# AIM OF THE TASK
Please identify every line of the material that contains the string "bottom", treating uppercase and lowercase as different.

# THE RECORDS
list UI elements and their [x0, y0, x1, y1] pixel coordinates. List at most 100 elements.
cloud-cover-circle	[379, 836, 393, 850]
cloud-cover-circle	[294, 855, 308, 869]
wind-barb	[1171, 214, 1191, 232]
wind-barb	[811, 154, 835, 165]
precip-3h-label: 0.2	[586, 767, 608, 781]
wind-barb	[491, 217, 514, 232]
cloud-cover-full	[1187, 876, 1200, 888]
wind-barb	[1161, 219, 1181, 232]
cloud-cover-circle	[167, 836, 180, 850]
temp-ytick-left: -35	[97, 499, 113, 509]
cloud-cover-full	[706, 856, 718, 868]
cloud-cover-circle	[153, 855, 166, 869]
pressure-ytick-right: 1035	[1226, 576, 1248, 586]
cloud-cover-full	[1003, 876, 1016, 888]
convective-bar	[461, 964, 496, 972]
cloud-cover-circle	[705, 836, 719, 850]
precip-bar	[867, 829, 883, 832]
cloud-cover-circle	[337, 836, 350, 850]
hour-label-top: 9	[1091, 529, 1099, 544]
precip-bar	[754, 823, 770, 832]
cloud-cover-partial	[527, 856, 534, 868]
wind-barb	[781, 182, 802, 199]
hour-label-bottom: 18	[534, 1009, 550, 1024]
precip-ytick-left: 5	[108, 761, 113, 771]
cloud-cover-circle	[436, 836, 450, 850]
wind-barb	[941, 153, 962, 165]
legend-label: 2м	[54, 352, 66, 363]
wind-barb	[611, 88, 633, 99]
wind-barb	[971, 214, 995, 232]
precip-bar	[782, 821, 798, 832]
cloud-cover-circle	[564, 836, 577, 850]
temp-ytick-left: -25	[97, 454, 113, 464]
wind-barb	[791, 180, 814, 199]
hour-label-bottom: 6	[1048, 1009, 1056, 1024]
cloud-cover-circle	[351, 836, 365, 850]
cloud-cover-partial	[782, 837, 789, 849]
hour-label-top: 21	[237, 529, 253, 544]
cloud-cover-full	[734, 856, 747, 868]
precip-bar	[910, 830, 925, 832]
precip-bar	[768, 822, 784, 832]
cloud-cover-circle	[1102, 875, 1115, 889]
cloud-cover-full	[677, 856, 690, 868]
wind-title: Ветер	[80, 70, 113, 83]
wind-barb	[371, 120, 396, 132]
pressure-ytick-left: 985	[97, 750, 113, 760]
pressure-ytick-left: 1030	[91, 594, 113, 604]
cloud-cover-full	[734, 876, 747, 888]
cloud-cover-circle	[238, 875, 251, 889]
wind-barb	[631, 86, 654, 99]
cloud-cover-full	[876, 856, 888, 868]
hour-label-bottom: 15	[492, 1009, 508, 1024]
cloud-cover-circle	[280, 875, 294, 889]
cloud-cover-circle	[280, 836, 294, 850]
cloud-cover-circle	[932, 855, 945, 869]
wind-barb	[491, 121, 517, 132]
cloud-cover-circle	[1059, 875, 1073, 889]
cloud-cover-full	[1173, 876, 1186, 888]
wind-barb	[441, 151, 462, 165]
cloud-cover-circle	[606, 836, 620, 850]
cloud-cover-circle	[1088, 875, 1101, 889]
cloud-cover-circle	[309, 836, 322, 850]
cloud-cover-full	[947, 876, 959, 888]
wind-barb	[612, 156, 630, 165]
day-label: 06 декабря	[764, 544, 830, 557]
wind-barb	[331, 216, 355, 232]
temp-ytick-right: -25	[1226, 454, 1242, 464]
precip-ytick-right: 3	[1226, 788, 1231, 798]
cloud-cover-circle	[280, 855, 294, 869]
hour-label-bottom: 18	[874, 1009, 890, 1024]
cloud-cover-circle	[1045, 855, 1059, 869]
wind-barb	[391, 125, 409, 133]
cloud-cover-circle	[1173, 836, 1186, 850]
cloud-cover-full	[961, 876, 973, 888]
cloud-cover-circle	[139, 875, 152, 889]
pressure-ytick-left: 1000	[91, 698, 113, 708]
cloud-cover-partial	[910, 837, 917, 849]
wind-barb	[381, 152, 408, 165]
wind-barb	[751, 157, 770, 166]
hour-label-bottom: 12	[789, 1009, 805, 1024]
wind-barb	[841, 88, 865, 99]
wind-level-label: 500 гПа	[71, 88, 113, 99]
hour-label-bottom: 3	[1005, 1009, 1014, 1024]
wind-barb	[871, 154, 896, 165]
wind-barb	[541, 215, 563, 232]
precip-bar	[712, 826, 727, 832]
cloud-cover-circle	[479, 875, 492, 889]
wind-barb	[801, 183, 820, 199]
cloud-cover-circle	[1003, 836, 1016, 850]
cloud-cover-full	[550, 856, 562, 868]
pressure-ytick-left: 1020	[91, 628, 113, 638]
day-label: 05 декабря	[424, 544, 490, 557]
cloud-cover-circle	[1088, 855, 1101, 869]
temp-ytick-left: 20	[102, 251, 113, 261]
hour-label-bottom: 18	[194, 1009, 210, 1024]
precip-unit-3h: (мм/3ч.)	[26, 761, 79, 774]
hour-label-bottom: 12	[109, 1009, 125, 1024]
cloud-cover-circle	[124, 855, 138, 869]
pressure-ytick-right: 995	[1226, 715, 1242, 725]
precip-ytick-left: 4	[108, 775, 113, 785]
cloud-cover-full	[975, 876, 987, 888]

# ANSWER FOR THE TASK
hour-label-bottom: 18	[534, 1009, 550, 1024]
hour-label-bottom: 6	[1048, 1009, 1056, 1024]
hour-label-bottom: 15	[492, 1009, 508, 1024]
hour-label-bottom: 18	[874, 1009, 890, 1024]
hour-label-bottom: 12	[789, 1009, 805, 1024]
hour-label-bottom: 3	[1005, 1009, 1014, 1024]
hour-label-bottom: 18	[194, 1009, 210, 1024]
hour-label-bottom: 12	[109, 1009, 125, 1024]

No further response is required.